Task instructions – Lines holding the string "trade" are the ones to copy from this listing.

------ Available records ------

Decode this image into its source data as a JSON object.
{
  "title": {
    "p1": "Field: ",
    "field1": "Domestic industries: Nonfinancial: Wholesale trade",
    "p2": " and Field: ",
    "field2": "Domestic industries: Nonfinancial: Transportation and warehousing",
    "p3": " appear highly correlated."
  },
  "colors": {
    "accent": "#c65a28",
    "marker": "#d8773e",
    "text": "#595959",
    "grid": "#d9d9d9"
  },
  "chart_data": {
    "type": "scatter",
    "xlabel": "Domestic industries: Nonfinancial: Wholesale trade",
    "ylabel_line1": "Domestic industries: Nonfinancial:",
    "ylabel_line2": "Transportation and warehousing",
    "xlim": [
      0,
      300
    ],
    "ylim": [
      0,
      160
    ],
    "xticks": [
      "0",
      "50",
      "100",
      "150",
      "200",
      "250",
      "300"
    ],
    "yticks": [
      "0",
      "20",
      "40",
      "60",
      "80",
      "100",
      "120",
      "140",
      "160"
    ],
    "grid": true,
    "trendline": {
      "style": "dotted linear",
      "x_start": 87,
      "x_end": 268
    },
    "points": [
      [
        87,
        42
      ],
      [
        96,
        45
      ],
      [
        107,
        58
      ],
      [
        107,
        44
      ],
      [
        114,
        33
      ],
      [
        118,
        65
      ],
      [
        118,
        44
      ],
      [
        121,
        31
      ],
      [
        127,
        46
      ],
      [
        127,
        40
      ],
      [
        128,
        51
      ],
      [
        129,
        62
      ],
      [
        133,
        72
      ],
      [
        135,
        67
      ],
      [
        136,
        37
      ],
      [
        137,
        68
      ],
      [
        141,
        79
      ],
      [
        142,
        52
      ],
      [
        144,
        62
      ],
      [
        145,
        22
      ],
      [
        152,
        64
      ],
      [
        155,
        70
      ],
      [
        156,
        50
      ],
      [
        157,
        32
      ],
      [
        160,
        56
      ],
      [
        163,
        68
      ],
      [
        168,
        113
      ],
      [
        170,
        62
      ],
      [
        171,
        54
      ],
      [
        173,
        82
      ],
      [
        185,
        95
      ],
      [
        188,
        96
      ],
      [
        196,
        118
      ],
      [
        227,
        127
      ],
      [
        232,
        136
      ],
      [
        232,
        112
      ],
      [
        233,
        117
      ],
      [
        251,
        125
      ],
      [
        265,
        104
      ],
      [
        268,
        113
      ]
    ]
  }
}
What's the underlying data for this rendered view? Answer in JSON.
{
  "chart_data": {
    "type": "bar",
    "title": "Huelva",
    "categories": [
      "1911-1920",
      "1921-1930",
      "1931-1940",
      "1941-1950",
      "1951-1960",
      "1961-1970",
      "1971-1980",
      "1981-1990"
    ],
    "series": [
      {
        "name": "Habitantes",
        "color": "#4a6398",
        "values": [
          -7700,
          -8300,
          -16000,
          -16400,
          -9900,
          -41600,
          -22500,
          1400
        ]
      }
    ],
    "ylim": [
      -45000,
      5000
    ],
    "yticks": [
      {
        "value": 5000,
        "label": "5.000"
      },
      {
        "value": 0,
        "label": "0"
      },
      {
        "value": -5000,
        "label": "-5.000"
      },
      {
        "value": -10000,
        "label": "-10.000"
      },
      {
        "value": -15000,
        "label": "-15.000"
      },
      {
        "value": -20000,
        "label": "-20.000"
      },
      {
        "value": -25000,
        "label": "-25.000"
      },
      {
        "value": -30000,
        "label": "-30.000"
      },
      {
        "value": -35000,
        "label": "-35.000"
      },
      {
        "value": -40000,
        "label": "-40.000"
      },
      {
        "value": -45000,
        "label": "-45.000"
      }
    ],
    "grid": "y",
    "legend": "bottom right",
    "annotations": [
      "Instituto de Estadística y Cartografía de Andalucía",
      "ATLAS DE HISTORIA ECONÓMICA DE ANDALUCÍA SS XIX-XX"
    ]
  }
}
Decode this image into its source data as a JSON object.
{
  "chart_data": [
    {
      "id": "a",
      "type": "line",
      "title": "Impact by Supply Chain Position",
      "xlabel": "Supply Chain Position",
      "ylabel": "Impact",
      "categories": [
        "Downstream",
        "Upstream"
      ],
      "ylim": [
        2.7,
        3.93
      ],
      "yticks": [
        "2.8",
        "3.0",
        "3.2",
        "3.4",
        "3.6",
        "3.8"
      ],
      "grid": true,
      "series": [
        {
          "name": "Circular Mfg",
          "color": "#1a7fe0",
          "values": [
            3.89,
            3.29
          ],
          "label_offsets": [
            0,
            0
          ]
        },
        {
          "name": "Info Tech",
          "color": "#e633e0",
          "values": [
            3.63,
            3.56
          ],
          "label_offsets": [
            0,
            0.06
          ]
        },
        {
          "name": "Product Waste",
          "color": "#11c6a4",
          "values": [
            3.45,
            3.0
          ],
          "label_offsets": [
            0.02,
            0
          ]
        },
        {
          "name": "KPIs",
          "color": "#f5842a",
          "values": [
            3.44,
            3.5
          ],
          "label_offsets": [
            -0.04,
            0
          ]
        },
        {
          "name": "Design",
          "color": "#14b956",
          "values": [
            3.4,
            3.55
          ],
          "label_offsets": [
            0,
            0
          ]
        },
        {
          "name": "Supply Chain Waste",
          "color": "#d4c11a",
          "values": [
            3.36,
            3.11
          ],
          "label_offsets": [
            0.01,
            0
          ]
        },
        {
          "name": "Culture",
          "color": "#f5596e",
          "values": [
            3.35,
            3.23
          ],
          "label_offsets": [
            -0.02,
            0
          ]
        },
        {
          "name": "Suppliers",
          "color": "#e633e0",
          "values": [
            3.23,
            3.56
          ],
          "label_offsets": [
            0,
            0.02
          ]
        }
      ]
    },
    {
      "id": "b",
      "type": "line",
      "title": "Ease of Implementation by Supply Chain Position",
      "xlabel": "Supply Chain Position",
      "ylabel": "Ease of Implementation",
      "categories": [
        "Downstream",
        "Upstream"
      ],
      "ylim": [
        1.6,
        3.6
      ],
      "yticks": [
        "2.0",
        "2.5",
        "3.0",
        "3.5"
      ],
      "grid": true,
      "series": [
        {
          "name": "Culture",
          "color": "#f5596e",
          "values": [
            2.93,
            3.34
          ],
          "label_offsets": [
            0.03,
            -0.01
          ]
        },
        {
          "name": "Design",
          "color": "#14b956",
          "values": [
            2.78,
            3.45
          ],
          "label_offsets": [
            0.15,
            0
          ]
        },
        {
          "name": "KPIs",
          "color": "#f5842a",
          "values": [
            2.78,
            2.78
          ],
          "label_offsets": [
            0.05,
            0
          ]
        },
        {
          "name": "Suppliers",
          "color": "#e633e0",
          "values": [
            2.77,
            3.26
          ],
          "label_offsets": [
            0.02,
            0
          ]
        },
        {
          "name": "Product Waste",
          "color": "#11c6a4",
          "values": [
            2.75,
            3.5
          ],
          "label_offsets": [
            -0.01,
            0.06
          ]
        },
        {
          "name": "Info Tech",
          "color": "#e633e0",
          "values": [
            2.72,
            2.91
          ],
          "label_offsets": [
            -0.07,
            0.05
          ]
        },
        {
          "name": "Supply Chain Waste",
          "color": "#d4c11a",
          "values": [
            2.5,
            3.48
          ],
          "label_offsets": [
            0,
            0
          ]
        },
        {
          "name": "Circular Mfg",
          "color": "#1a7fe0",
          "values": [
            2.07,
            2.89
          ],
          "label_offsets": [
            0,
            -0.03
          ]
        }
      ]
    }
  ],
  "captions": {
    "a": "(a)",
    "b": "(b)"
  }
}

------

Result –
    "field1": "Domestic industries: Nonfinancial: Wholesale trade",
    "xlabel": "Domestic industries: Nonfinancial: Wholesale trade",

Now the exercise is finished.